◆ Exercise requirements
Below are some entries. Work out how many of their lines hold the word "FGDC", and write that number alone.

◆ Data provided
•••
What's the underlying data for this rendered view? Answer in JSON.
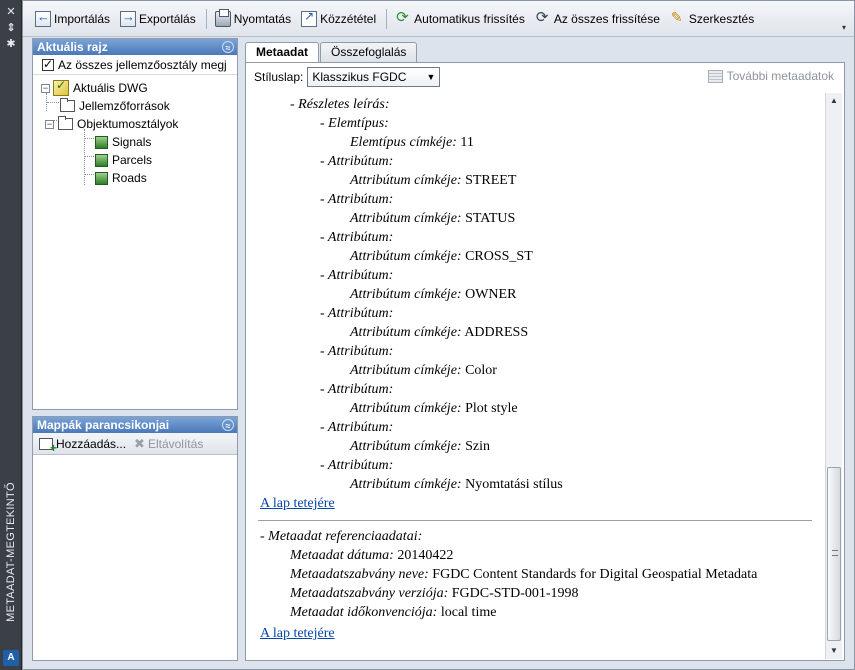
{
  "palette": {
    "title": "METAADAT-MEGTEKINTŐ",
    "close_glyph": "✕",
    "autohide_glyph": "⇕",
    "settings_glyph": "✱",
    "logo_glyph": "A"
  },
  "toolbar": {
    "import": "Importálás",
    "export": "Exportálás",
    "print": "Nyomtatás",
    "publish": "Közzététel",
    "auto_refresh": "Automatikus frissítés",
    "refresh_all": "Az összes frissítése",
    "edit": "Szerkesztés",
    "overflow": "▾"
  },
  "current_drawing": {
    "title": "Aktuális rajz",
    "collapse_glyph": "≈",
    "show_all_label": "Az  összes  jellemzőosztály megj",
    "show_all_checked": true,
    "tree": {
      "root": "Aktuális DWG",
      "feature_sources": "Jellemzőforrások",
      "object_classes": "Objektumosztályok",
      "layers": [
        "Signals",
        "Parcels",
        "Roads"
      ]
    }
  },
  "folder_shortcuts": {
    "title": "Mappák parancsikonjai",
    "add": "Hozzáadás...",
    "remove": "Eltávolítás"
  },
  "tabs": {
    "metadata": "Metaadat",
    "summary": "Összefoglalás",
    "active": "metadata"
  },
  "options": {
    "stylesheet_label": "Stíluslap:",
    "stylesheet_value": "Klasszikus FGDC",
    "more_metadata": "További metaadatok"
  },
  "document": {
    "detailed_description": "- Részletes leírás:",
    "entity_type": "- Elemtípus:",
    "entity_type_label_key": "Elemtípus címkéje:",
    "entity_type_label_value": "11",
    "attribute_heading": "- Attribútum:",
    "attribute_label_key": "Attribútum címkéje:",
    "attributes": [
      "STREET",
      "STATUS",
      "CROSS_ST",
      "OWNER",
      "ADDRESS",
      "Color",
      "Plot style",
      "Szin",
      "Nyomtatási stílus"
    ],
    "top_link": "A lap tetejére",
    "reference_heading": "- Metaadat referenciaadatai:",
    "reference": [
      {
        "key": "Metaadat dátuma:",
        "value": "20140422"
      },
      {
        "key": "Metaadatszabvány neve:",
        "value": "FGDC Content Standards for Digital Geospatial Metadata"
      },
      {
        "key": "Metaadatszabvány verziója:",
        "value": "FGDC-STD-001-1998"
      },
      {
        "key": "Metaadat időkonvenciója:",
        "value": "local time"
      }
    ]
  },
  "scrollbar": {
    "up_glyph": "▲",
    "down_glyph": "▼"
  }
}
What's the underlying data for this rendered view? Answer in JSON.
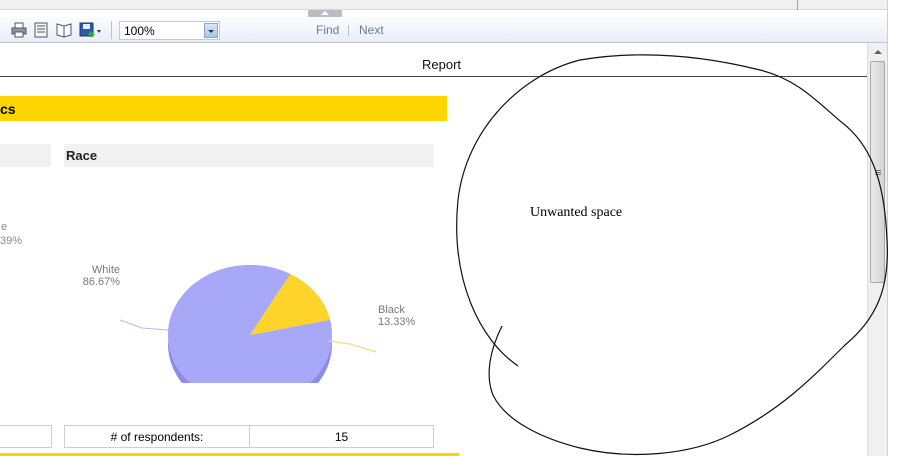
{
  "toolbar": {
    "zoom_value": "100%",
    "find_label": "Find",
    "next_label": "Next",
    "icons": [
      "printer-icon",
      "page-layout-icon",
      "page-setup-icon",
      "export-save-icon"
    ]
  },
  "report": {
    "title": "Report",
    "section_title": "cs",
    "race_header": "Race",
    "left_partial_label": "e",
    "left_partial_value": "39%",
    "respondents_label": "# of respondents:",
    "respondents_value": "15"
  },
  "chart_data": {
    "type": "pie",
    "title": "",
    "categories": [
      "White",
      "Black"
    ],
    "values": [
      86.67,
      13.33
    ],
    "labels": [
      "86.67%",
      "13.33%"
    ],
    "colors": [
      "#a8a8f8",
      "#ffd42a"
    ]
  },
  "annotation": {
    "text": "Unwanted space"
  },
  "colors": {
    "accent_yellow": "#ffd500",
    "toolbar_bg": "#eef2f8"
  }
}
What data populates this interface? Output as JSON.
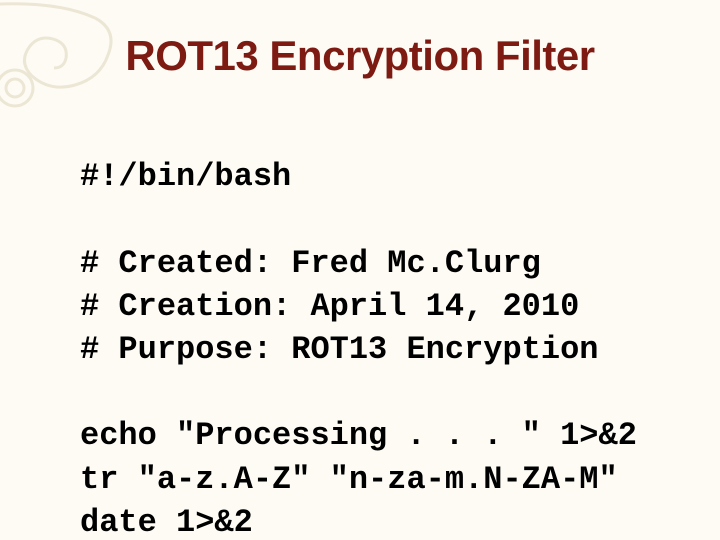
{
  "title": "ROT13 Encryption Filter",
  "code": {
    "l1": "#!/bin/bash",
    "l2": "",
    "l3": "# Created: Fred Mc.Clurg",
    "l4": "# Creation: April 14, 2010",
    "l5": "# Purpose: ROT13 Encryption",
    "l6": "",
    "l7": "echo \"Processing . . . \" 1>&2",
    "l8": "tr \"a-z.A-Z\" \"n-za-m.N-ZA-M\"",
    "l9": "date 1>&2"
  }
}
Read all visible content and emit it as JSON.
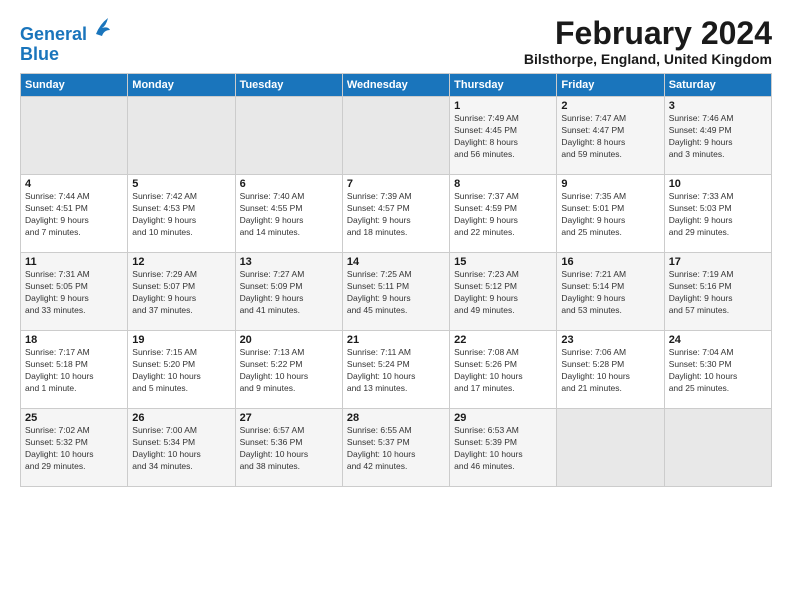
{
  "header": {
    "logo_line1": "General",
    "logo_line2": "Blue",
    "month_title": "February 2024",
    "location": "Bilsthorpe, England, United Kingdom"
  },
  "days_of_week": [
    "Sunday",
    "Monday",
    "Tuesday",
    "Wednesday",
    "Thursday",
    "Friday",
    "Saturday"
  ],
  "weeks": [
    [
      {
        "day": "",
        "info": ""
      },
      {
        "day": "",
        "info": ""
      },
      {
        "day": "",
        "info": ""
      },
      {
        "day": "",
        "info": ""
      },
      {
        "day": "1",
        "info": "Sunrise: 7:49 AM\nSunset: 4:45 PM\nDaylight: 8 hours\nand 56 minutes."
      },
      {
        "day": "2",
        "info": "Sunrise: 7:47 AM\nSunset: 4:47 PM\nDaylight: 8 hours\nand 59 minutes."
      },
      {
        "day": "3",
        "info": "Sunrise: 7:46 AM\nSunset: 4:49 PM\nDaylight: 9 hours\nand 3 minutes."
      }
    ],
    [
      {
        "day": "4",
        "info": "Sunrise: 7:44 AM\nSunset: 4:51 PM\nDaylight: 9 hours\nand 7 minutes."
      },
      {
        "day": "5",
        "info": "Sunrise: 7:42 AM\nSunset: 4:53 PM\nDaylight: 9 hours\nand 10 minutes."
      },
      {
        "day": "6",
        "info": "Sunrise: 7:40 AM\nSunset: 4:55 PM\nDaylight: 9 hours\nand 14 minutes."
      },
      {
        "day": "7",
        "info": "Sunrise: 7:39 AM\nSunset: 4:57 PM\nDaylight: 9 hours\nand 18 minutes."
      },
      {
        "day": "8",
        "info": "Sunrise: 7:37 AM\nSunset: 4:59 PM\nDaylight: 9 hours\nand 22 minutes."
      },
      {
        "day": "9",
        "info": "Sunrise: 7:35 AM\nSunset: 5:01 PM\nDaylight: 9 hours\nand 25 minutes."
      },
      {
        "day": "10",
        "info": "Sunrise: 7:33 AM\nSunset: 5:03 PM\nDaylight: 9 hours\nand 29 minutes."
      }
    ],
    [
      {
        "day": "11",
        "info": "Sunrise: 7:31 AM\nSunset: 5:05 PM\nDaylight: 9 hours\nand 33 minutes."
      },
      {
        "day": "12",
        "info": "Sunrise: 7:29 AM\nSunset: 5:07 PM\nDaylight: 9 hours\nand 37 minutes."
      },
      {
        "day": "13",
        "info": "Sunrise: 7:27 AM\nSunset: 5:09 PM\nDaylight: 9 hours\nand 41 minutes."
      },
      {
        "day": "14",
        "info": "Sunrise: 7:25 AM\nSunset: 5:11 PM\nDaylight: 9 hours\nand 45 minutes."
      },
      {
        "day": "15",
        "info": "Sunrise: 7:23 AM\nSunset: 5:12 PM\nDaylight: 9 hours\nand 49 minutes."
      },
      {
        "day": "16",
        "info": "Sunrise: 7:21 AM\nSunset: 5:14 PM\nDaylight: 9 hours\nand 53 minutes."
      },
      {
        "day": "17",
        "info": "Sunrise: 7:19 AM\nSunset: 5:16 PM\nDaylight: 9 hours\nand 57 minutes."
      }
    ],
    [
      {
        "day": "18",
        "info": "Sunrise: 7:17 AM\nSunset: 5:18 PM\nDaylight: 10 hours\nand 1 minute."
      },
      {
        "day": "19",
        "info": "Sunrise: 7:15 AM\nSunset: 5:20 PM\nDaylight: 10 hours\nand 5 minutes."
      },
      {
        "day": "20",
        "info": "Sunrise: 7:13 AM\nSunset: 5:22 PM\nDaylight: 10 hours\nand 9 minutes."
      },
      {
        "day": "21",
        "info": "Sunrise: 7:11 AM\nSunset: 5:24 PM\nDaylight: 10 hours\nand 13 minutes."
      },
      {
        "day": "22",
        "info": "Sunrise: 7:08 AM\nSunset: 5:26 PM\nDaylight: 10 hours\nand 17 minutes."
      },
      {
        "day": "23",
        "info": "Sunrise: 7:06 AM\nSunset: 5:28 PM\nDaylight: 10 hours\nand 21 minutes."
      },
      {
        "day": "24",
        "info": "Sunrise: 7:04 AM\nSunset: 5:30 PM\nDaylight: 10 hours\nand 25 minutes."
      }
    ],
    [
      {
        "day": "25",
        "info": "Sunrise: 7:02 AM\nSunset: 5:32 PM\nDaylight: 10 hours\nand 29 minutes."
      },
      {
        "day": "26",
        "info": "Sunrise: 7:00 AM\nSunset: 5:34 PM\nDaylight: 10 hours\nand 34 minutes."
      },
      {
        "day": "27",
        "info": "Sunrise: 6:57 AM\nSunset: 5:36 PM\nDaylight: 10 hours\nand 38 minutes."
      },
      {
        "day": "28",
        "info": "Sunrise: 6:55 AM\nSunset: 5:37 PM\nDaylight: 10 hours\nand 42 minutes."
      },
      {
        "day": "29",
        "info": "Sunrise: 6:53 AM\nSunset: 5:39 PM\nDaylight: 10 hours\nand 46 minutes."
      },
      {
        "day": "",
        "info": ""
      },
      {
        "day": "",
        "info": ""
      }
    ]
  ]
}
•••
◆ Final result
3